* **Requirement**:
When you write out the records, keep every word exact and drop the pictures.

* **Source material**:
=== Section Start ===
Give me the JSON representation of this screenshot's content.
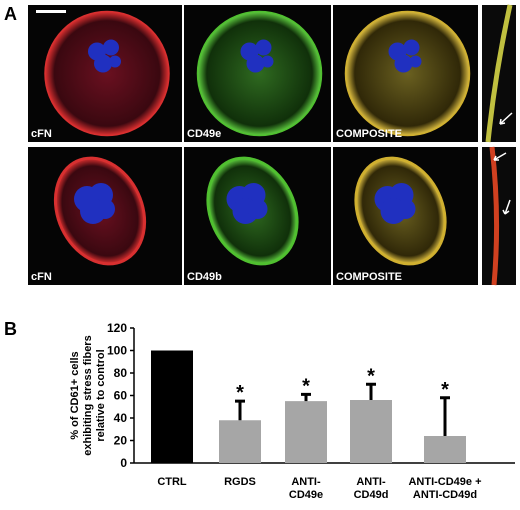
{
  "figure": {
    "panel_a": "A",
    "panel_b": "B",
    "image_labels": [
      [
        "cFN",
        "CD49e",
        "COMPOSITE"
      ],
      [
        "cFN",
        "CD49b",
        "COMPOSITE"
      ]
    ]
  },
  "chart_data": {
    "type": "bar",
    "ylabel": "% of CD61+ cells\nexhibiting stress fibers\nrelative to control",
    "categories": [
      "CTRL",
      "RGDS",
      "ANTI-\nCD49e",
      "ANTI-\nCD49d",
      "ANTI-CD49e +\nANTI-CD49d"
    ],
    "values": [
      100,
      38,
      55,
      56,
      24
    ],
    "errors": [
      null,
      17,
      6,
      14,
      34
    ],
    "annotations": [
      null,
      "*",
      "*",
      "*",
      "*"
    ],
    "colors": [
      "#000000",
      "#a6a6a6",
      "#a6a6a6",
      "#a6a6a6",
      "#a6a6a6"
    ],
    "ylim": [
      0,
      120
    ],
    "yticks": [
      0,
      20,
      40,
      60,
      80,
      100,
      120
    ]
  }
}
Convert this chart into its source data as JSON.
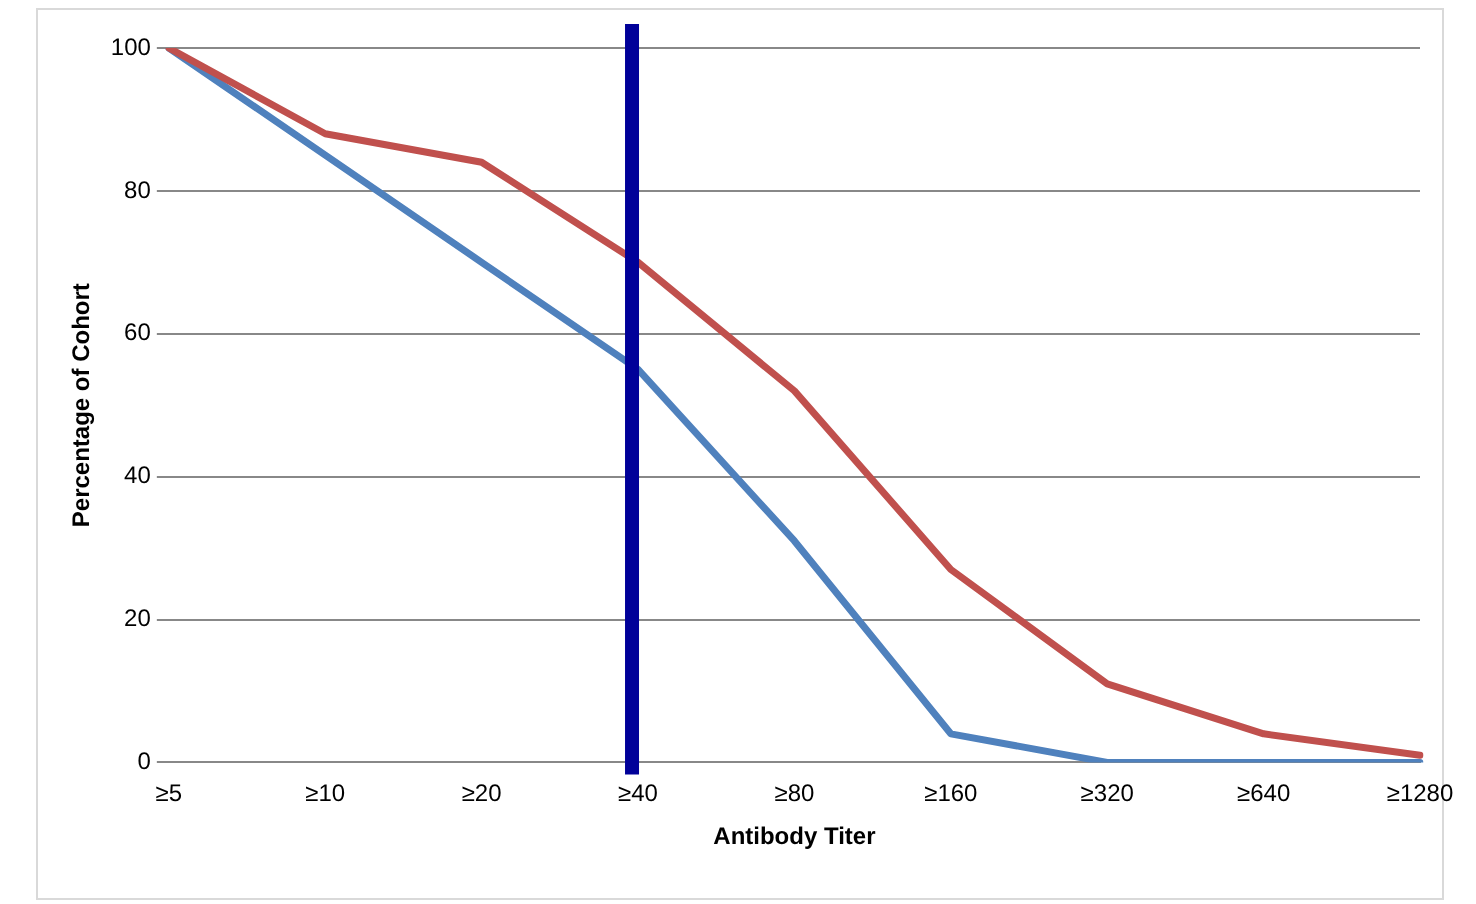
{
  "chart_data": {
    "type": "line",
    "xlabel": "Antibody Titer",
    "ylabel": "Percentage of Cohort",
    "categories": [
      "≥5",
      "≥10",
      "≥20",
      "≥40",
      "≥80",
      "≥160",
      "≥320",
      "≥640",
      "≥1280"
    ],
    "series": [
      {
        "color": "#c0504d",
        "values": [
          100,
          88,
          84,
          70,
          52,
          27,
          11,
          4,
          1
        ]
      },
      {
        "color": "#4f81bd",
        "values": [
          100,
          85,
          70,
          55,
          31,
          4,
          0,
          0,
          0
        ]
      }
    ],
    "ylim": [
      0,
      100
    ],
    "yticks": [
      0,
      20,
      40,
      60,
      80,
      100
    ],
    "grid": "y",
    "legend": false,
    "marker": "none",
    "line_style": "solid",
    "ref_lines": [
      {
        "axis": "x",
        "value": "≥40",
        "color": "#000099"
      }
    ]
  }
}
=== Section End ===
* **Solution for this task**:
Give me the JSON representation of this screenshot's content.
{
  "figure": {
    "panel_a": "A",
    "panel_b": "B",
    "image_labels": [
      [
        "cFN",
        "CD49e",
        "COMPOSITE"
      ],
      [
        "cFN",
        "CD49b",
        "COMPOSITE"
      ]
    ]
  },
  "chart_data": {
    "type": "bar",
    "ylabel": "% of CD61+ cells\nexhibiting stress fibers\nrelative to control",
    "categories": [
      "CTRL",
      "RGDS",
      "ANTI-\nCD49e",
      "ANTI-\nCD49d",
      "ANTI-CD49e +\nANTI-CD49d"
    ],
    "values": [
      100,
      38,
      55,
      56,
      24
    ],
    "errors": [
      null,
      17,
      6,
      14,
      34
    ],
    "annotations": [
      null,
      "*",
      "*",
      "*",
      "*"
    ],
    "colors": [
      "#000000",
      "#a6a6a6",
      "#a6a6a6",
      "#a6a6a6",
      "#a6a6a6"
    ],
    "ylim": [
      0,
      120
    ],
    "yticks": [
      0,
      20,
      40,
      60,
      80,
      100,
      120
    ]
  }
}
Convert this chart into its source data as JSON.
{
  "chart_data": {
    "type": "line",
    "xlabel": "Antibody Titer",
    "ylabel": "Percentage of Cohort",
    "categories": [
      "≥5",
      "≥10",
      "≥20",
      "≥40",
      "≥80",
      "≥160",
      "≥320",
      "≥640",
      "≥1280"
    ],
    "series": [
      {
        "color": "#c0504d",
        "values": [
          100,
          88,
          84,
          70,
          52,
          27,
          11,
          4,
          1
        ]
      },
      {
        "color": "#4f81bd",
        "values": [
          100,
          85,
          70,
          55,
          31,
          4,
          0,
          0,
          0
        ]
      }
    ],
    "ylim": [
      0,
      100
    ],
    "yticks": [
      0,
      20,
      40,
      60,
      80,
      100
    ],
    "grid": "y",
    "legend": false,
    "marker": "none",
    "line_style": "solid",
    "ref_lines": [
      {
        "axis": "x",
        "value": "≥40",
        "color": "#000099"
      }
    ]
  }
}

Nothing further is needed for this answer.